- _Document_

▶

Topic discovery by factoring transformer embeddings
In older topic models, one would typically cluster or factorize bag-of-words matrices using LDA or NMF.
Info
See Topic extraction with Non-negative Matrix Factorization and Latent Dirichlet Allocation in the scikit-learn docs or Topic modelling for short texts for more information on BoW topic modelling.
In contrast, modern topic models, like BERTopic cluster embeddings from sentence-transformers. While clustering them is easy, factorizing these embeddings in a nonnegative topic-space is not trivial, as the embeddings themselves are unbounded, and can take on positive or negative values.
In this tutorial we will look at how you can achieve this using Semi-Nonnegative Matrix Factorization.

◀

- _Provided material_
▶

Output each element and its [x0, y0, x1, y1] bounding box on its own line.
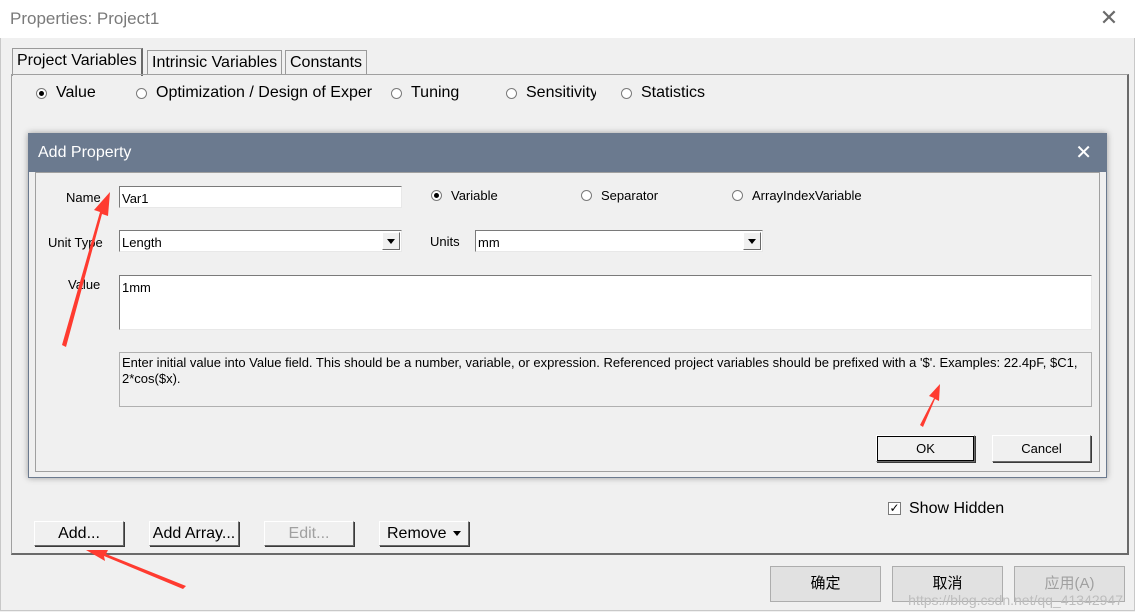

◀

Answer these questions about the topic-discovery tutorial above:
1. Which two methods did older topic models typically use to cluster or factorize bag-of-words matrices?
2. What does BERTopic cluster?
3. Which technique does the tutorial use to factorize embeddings in a nonnegative topic-space?

1. LDA or NMF.
2. Embeddings from sentence-transformers.
3. Semi-Nonnegative Matrix Factorization.